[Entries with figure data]
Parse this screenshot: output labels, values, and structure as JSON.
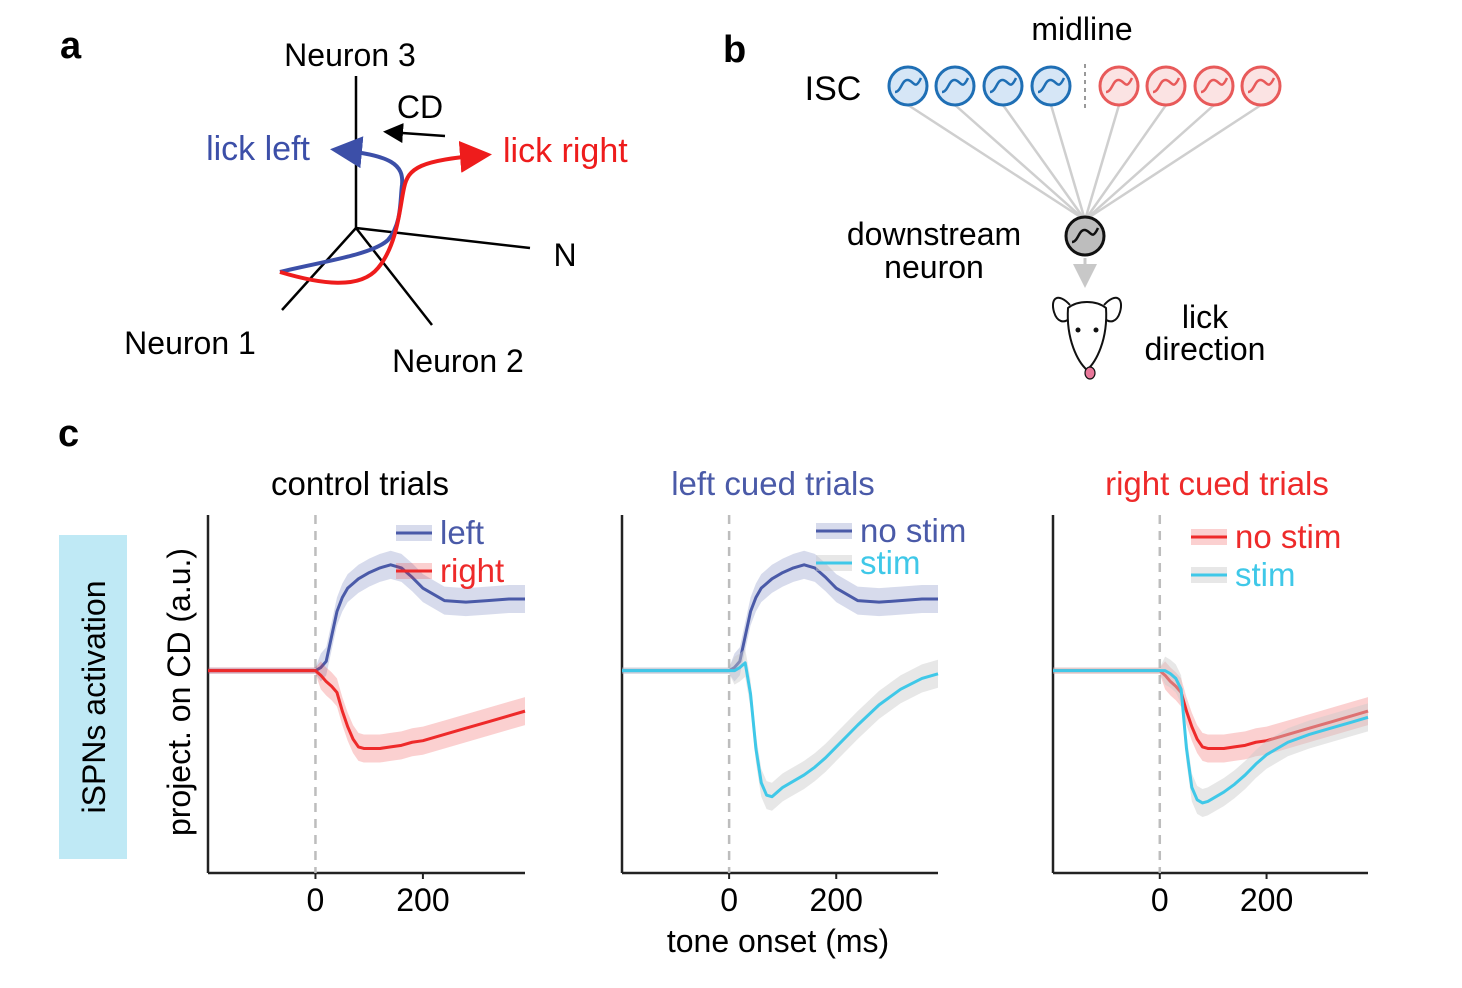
{
  "panels": {
    "a": {
      "label": "a",
      "neuron1": "Neuron 1",
      "neuron2": "Neuron 2",
      "neuron3": "Neuron 3",
      "n_axis": "N",
      "cd": "CD",
      "lick_left": "lick left",
      "lick_right": "lick right"
    },
    "b": {
      "label": "b",
      "midline": "midline",
      "isc": "ISC",
      "downstream_line1": "downstream",
      "downstream_line2": "neuron",
      "lick_line1": "lick",
      "lick_line2": "direction"
    },
    "c": {
      "label": "c",
      "side_label": "iSPNs activation",
      "ylabel": "project. on CD (a.u.)",
      "xlabel": "tone onset (ms)"
    }
  },
  "colors": {
    "left": "#4a5aa8",
    "right": "#ee2a2a",
    "stim": "#3fc8e8",
    "blue_unit": "#1f6fb5",
    "red_unit": "#e85a5a",
    "side_box": "#bfe9f5"
  },
  "chart_data": [
    {
      "type": "line",
      "title": "control trials",
      "title_color": "#000000",
      "x": [
        -200,
        -150,
        -100,
        -50,
        0,
        10,
        20,
        30,
        40,
        50,
        60,
        70,
        80,
        90,
        100,
        120,
        140,
        160,
        180,
        200,
        240,
        280,
        320,
        360,
        390
      ],
      "xticks": [
        0,
        200
      ],
      "xlim": [
        -200,
        390
      ],
      "ylim": [
        -1.3,
        1.0
      ],
      "series": [
        {
          "name": "left",
          "color": "#4a5aa8",
          "values": [
            0,
            0,
            0,
            0,
            0,
            0.02,
            0.06,
            0.22,
            0.38,
            0.47,
            0.53,
            0.56,
            0.59,
            0.61,
            0.63,
            0.66,
            0.68,
            0.66,
            0.6,
            0.53,
            0.45,
            0.44,
            0.45,
            0.46,
            0.46
          ]
        },
        {
          "name": "right",
          "color": "#ee2a2a",
          "values": [
            0,
            0,
            0,
            0,
            0,
            -0.03,
            -0.07,
            -0.1,
            -0.14,
            -0.26,
            -0.36,
            -0.44,
            -0.49,
            -0.5,
            -0.5,
            -0.5,
            -0.49,
            -0.48,
            -0.46,
            -0.45,
            -0.41,
            -0.37,
            -0.33,
            -0.29,
            -0.26
          ]
        }
      ]
    },
    {
      "type": "line",
      "title": "left cued trials",
      "title_color": "#4a5aa8",
      "x": [
        -200,
        -150,
        -100,
        -50,
        0,
        10,
        20,
        30,
        40,
        50,
        60,
        70,
        80,
        90,
        100,
        120,
        140,
        160,
        180,
        200,
        240,
        280,
        320,
        360,
        390
      ],
      "xticks": [
        0,
        200
      ],
      "xlim": [
        -200,
        390
      ],
      "ylim": [
        -1.3,
        1.0
      ],
      "series": [
        {
          "name": "no stim",
          "color": "#4a5aa8",
          "values": [
            0,
            0,
            0,
            0,
            0,
            0.02,
            0.06,
            0.22,
            0.38,
            0.47,
            0.53,
            0.56,
            0.59,
            0.61,
            0.63,
            0.66,
            0.68,
            0.66,
            0.6,
            0.53,
            0.45,
            0.44,
            0.45,
            0.46,
            0.46
          ]
        },
        {
          "name": "stim",
          "color": "#3fc8e8",
          "values": [
            0,
            0,
            0,
            0,
            0,
            0,
            0.02,
            0.05,
            -0.15,
            -0.5,
            -0.72,
            -0.8,
            -0.81,
            -0.78,
            -0.75,
            -0.71,
            -0.67,
            -0.62,
            -0.56,
            -0.49,
            -0.35,
            -0.22,
            -0.12,
            -0.05,
            -0.02
          ]
        }
      ]
    },
    {
      "type": "line",
      "title": "right cued trials",
      "title_color": "#ee2a2a",
      "x": [
        -200,
        -150,
        -100,
        -50,
        0,
        10,
        20,
        30,
        40,
        50,
        60,
        70,
        80,
        90,
        100,
        120,
        140,
        160,
        180,
        200,
        240,
        280,
        320,
        360,
        390
      ],
      "xticks": [
        0,
        200
      ],
      "xlim": [
        -200,
        390
      ],
      "ylim": [
        -1.3,
        1.0
      ],
      "series": [
        {
          "name": "no stim",
          "color": "#ee2a2a",
          "values": [
            0,
            0,
            0,
            0,
            0,
            -0.03,
            -0.07,
            -0.1,
            -0.14,
            -0.26,
            -0.36,
            -0.44,
            -0.49,
            -0.5,
            -0.5,
            -0.5,
            -0.49,
            -0.48,
            -0.46,
            -0.45,
            -0.41,
            -0.37,
            -0.33,
            -0.29,
            -0.26
          ]
        },
        {
          "name": "stim",
          "color": "#3fc8e8",
          "values": [
            0,
            0,
            0,
            0,
            0,
            0,
            -0.02,
            -0.05,
            -0.12,
            -0.5,
            -0.75,
            -0.83,
            -0.85,
            -0.84,
            -0.82,
            -0.78,
            -0.73,
            -0.67,
            -0.6,
            -0.54,
            -0.46,
            -0.41,
            -0.37,
            -0.33,
            -0.3
          ]
        }
      ]
    }
  ]
}
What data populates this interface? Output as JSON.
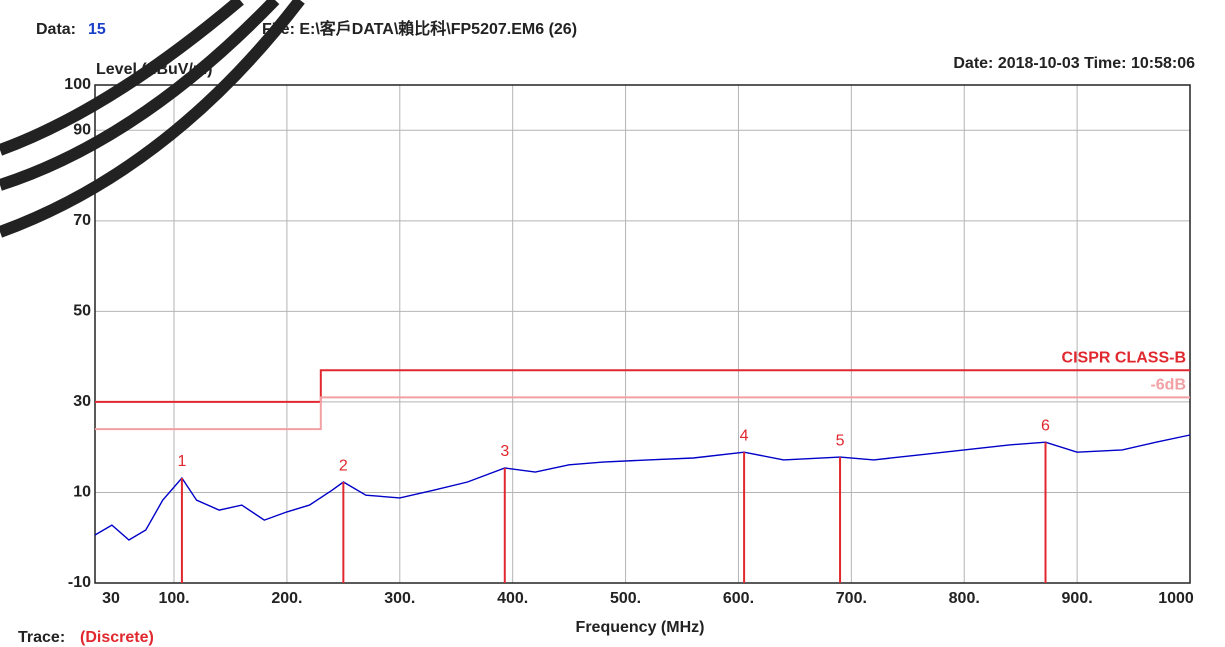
{
  "chart_data": {
    "type": "line",
    "data_label": "Data:",
    "data_number": "15",
    "file": "File: E:\\客戶DATA\\賴比科\\FP5207.EM6  (26)",
    "datetime": "Date: 2018-10-03  Time: 10:58:06",
    "y_label": "Level (dBuV/m)",
    "x_label": "Frequency (MHz)",
    "trace_label": "Trace:",
    "trace_mode": "(Discrete)",
    "xlim": [
      30,
      1000
    ],
    "ylim": [
      -10,
      100
    ],
    "xticks": [
      30,
      {
        "value": 100,
        "label": "100."
      },
      {
        "value": 200,
        "label": "200."
      },
      {
        "value": 300,
        "label": "300."
      },
      {
        "value": 400,
        "label": "400."
      },
      {
        "value": 500,
        "label": "500."
      },
      {
        "value": 600,
        "label": "600."
      },
      {
        "value": 700,
        "label": "700."
      },
      {
        "value": 800,
        "label": "800."
      },
      {
        "value": 900,
        "label": "900."
      },
      1000
    ],
    "yticks": [
      -10,
      10,
      30,
      50,
      70,
      90,
      100
    ],
    "grid": true,
    "series": [
      {
        "color": "#0000c8",
        "x": [
          30,
          45,
          60,
          75,
          90,
          107,
          120,
          140,
          160,
          180,
          200,
          220,
          240,
          250,
          270,
          300,
          330,
          360,
          393,
          420,
          450,
          480,
          520,
          560,
          605,
          640,
          690,
          720,
          760,
          800,
          840,
          872,
          900,
          940,
          970,
          1000
        ],
        "values": [
          0.6,
          2.8,
          -0.5,
          1.7,
          8.3,
          13.2,
          8.3,
          6.1,
          7.2,
          3.9,
          5.7,
          7.2,
          10.5,
          12.3,
          9.4,
          8.8,
          10.5,
          12.3,
          15.4,
          14.5,
          16.1,
          16.7,
          17.2,
          17.6,
          18.9,
          17.2,
          17.8,
          17.2,
          18.3,
          19.4,
          20.5,
          21.1,
          18.9,
          19.4,
          21.1,
          22.7
        ]
      },
      {
        "name": "CISPR CLASS-B",
        "color": "#e0282e",
        "x": [
          30,
          230,
          230,
          1000
        ],
        "values": [
          30,
          30,
          37,
          37
        ]
      },
      {
        "name": "-6dB",
        "color": "#f2a0a4",
        "x": [
          30,
          230,
          230,
          1000
        ],
        "values": [
          24,
          24,
          31,
          31
        ]
      }
    ],
    "markers": [
      {
        "label": "1",
        "x": 107,
        "value": 13.2
      },
      {
        "label": "2",
        "x": 250,
        "value": 12.3
      },
      {
        "label": "3",
        "x": 393,
        "value": 15.4
      },
      {
        "label": "4",
        "x": 605,
        "value": 18.9
      },
      {
        "label": "5",
        "x": 690,
        "value": 17.8
      },
      {
        "label": "6",
        "x": 872,
        "value": 21.1
      }
    ],
    "marker_color": "#e0282e"
  }
}
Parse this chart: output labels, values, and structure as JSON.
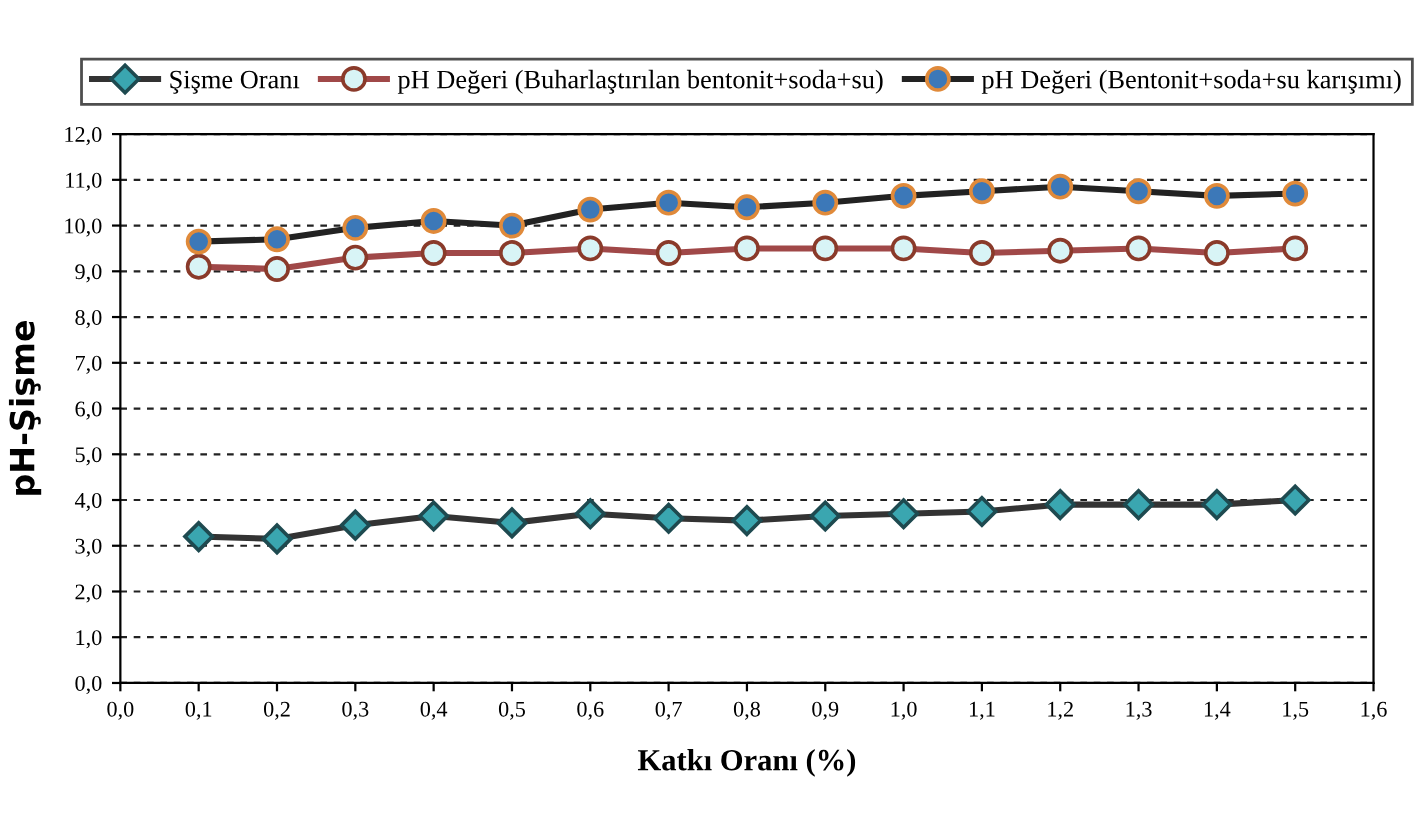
{
  "chart_data": {
    "type": "line",
    "xlabel": "Katkı Oranı (%)",
    "ylabel": "pH-Şişme",
    "x": [
      0.1,
      0.2,
      0.3,
      0.4,
      0.5,
      0.6,
      0.7,
      0.8,
      0.9,
      1.0,
      1.1,
      1.2,
      1.3,
      1.4,
      1.5
    ],
    "series": [
      {
        "name": "Şişme Oranı",
        "color": "#333333",
        "marker": "diamond",
        "values": [
          3.2,
          3.15,
          3.45,
          3.65,
          3.5,
          3.7,
          3.6,
          3.55,
          3.65,
          3.7,
          3.75,
          3.9,
          3.9,
          3.9,
          4.0
        ]
      },
      {
        "name": "pH Değeri (Buharlaştırılan bentonit+soda+su)",
        "color": "#a04848",
        "marker": "circle",
        "values": [
          9.1,
          9.05,
          9.3,
          9.4,
          9.4,
          9.5,
          9.4,
          9.5,
          9.5,
          9.5,
          9.4,
          9.45,
          9.5,
          9.4,
          9.5
        ]
      },
      {
        "name": "pH Değeri (Bentonit+soda+su karışımı)",
        "color": "#222222",
        "marker": "circle",
        "values": [
          9.65,
          9.7,
          9.95,
          10.1,
          10.0,
          10.35,
          10.5,
          10.4,
          10.5,
          10.65,
          10.75,
          10.85,
          10.75,
          10.65,
          10.7
        ]
      }
    ],
    "xlim": [
      0.0,
      1.6
    ],
    "xticks": [
      {
        "value": 0.0,
        "label": "0,0"
      },
      {
        "value": 0.1,
        "label": "0,1"
      },
      {
        "value": 0.2,
        "label": "0,2"
      },
      {
        "value": 0.3,
        "label": "0,3"
      },
      {
        "value": 0.4,
        "label": "0,4"
      },
      {
        "value": 0.5,
        "label": "0,5"
      },
      {
        "value": 0.6,
        "label": "0,6"
      },
      {
        "value": 0.7,
        "label": "0,7"
      },
      {
        "value": 0.8,
        "label": "0,8"
      },
      {
        "value": 0.9,
        "label": "0,9"
      },
      {
        "value": 1.0,
        "label": "1,0"
      },
      {
        "value": 1.1,
        "label": "1,1"
      },
      {
        "value": 1.2,
        "label": "1,2"
      },
      {
        "value": 1.3,
        "label": "1,3"
      },
      {
        "value": 1.4,
        "label": "1,4"
      },
      {
        "value": 1.5,
        "label": "1,5"
      },
      {
        "value": 1.6,
        "label": "1,6"
      }
    ],
    "ylim": [
      0.0,
      12.0
    ],
    "yticks": [
      {
        "value": 0.0,
        "label": "0,0"
      },
      {
        "value": 1.0,
        "label": "1,0"
      },
      {
        "value": 2.0,
        "label": "2,0"
      },
      {
        "value": 3.0,
        "label": "3,0"
      },
      {
        "value": 4.0,
        "label": "4,0"
      },
      {
        "value": 5.0,
        "label": "5,0"
      },
      {
        "value": 6.0,
        "label": "6,0"
      },
      {
        "value": 7.0,
        "label": "7,0"
      },
      {
        "value": 8.0,
        "label": "8,0"
      },
      {
        "value": 9.0,
        "label": "9,0"
      },
      {
        "value": 10.0,
        "label": "10,0"
      },
      {
        "value": 11.0,
        "label": "11,0"
      },
      {
        "value": 12.0,
        "label": "12,0"
      }
    ],
    "grid": "y",
    "legend": "top",
    "line_style": "solid"
  }
}
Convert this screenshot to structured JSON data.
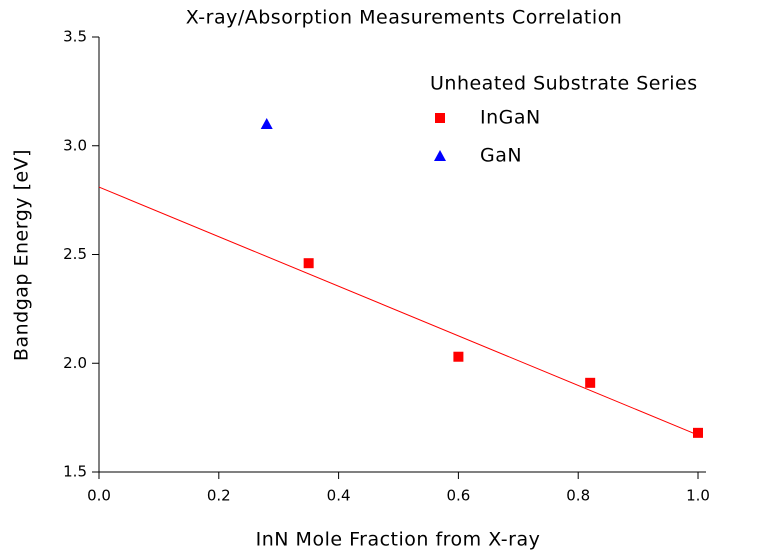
{
  "chart_data": {
    "type": "scatter",
    "title": "X-ray/Absorption Measurements Correlation",
    "x_label": "InN Mole Fraction from X-ray",
    "y_label": "Bandgap Energy [eV]",
    "legend_title": "Unheated Substrate Series",
    "legend": "top-right",
    "series": [
      {
        "name": "InGaN",
        "color": "#ff0000",
        "marker": "square",
        "x": [
          0.35,
          0.6,
          0.82,
          1.0
        ],
        "values": [
          2.46,
          2.03,
          1.91,
          1.68
        ]
      },
      {
        "name": "GaN",
        "color": "#0000ff",
        "marker": "triangle",
        "x": [
          0.28
        ],
        "values": [
          3.1
        ]
      }
    ],
    "fit": {
      "color": "#ff0000",
      "x": [
        0,
        1.0
      ],
      "values": [
        2.81,
        1.67
      ]
    },
    "xlim": [
      0,
      1.0
    ],
    "ylim": [
      1.5,
      3.5
    ],
    "xticks": [
      {
        "value": 0,
        "label": "0.0"
      },
      0.2,
      0.4,
      0.6,
      0.8,
      {
        "value": 1.0,
        "label": "1.0"
      }
    ],
    "yticks": [
      1.5,
      {
        "value": 2.0,
        "label": "2.0"
      },
      2.5,
      {
        "value": 3.0,
        "label": "3.0"
      },
      3.5
    ]
  }
}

Given instruction ->
Report only the number of lines that hold the string "soda" in this listing.

The completed task ->
2